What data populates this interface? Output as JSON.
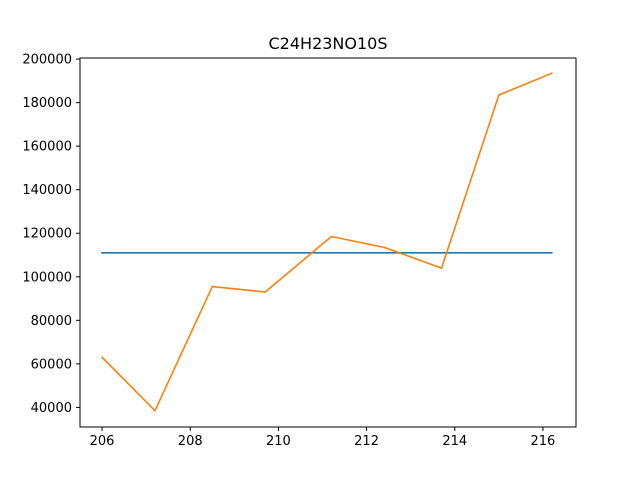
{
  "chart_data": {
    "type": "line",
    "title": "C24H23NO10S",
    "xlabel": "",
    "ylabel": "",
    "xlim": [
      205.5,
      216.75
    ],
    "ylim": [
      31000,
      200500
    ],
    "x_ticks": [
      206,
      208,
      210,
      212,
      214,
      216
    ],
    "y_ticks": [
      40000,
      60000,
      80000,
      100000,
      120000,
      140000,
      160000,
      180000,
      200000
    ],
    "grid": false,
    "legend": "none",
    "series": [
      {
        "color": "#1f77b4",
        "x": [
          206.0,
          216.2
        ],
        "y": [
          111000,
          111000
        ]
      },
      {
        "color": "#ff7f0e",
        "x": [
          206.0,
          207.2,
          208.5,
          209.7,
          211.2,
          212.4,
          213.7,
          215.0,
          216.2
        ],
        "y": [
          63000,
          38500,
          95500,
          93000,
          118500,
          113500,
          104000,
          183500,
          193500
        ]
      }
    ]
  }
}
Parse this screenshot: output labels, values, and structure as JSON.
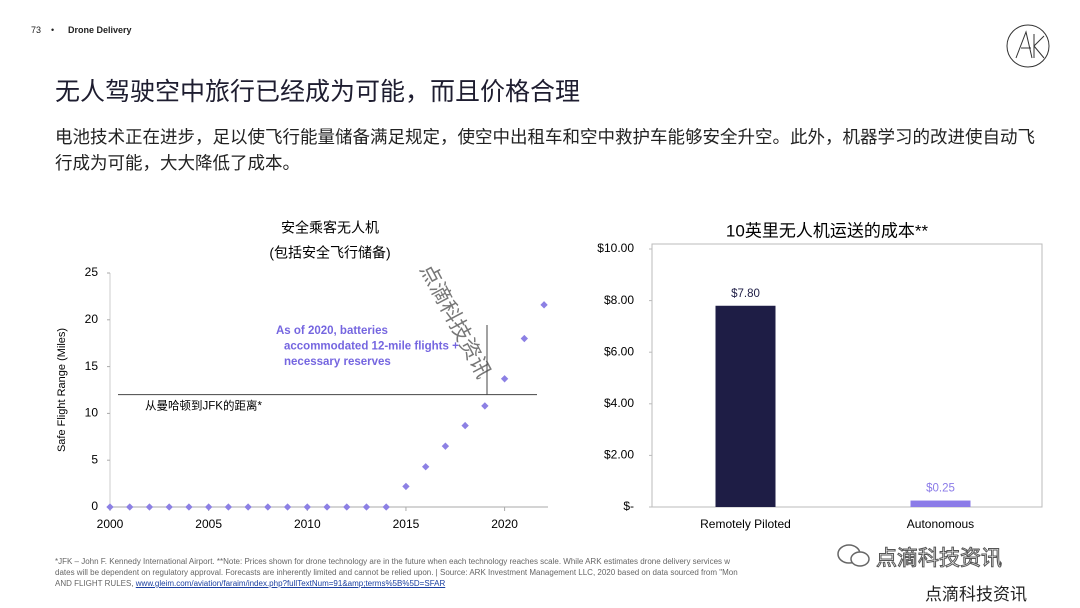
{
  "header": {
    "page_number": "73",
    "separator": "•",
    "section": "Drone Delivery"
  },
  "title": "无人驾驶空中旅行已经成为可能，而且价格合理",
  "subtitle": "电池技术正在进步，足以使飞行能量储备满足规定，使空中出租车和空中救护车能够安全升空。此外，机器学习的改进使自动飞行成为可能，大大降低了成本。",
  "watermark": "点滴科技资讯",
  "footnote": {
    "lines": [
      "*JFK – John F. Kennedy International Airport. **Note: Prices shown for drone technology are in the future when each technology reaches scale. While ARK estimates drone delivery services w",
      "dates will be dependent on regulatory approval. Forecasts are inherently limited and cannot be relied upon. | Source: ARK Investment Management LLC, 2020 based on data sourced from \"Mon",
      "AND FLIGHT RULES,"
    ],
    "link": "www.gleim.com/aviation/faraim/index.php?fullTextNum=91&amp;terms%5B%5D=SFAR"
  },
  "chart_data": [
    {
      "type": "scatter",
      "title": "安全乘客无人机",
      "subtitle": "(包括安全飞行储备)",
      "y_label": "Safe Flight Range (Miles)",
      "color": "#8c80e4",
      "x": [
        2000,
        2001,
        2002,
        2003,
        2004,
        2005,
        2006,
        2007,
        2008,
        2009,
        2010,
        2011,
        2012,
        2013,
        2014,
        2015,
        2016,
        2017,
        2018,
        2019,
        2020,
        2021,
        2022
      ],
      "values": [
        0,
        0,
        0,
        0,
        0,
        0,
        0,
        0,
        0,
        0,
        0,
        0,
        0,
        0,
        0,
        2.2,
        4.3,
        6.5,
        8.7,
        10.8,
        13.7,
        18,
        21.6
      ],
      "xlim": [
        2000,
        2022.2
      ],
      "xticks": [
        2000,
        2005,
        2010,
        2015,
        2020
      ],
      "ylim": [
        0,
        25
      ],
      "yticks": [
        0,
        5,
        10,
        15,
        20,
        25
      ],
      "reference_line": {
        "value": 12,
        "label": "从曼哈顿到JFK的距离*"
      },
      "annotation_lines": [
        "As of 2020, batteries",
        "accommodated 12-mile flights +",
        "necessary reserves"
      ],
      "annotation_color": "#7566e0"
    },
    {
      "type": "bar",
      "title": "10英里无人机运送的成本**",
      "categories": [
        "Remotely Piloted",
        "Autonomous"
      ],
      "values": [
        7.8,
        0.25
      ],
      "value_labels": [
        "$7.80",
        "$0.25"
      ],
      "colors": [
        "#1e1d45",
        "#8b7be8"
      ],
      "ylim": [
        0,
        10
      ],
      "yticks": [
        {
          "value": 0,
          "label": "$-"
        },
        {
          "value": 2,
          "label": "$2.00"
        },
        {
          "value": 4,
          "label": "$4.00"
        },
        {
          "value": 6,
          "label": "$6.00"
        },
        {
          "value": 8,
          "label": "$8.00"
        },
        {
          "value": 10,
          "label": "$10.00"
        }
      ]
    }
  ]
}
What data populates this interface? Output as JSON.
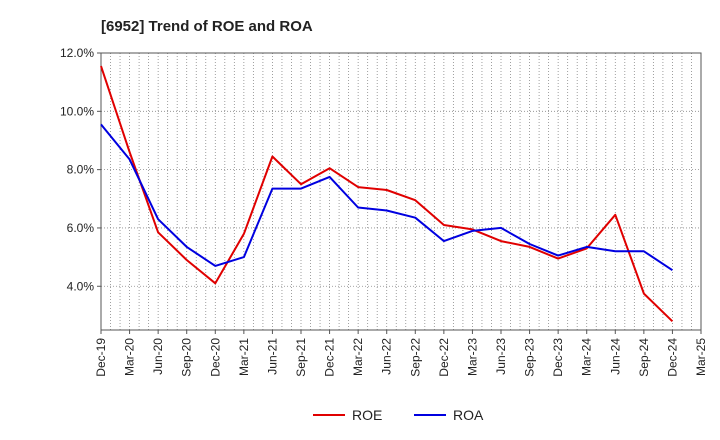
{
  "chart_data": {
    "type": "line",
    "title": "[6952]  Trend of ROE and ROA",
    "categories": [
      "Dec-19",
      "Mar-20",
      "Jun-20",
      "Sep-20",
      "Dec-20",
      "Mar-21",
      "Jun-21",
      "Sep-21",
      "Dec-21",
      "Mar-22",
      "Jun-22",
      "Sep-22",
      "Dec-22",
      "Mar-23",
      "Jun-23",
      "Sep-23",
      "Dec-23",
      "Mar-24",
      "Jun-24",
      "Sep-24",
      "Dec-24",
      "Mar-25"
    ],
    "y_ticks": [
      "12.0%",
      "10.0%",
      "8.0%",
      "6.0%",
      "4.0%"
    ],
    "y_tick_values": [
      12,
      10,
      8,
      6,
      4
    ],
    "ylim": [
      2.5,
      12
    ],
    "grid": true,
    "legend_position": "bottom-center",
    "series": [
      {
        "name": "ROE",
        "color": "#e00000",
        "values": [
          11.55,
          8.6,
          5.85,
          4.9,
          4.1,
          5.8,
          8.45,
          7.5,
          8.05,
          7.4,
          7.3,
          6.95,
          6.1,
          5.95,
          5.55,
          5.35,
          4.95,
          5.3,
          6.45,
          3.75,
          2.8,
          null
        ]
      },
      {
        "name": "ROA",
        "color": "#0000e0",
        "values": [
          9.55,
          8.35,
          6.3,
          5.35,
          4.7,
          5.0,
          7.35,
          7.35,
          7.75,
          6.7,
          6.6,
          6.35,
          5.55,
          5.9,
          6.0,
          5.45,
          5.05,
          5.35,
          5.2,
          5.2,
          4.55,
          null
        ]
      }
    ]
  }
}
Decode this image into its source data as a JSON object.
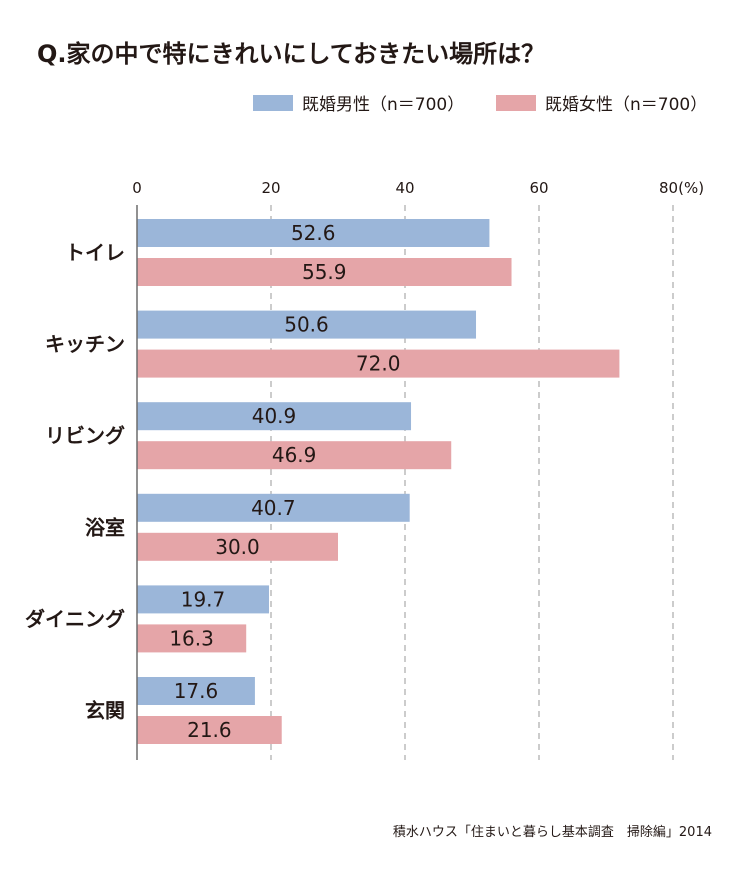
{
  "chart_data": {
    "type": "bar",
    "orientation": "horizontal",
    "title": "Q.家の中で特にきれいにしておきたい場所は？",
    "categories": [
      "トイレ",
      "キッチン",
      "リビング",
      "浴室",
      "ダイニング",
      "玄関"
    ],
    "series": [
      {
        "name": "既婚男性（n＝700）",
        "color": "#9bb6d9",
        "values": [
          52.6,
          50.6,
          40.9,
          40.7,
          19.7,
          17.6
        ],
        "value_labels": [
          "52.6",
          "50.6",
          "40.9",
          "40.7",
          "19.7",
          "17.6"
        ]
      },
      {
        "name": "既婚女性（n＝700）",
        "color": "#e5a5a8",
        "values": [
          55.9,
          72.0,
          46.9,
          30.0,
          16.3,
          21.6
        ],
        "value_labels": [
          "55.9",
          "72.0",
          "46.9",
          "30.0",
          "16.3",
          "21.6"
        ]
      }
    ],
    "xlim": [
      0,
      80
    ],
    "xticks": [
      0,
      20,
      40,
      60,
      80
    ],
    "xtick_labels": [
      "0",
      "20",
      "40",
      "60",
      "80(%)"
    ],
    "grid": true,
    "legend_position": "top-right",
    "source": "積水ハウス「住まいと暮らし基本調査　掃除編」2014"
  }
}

======

> **Required task**:
From the records above, pull out each line that has "this".

> **Exercise solution**:
What data populates this interface? Output as JSON.
Parse this screenshot: output labels, values, and structure as JSON.
What data populates this interface? Output as JSON.
Decode this image into its source data as a JSON object.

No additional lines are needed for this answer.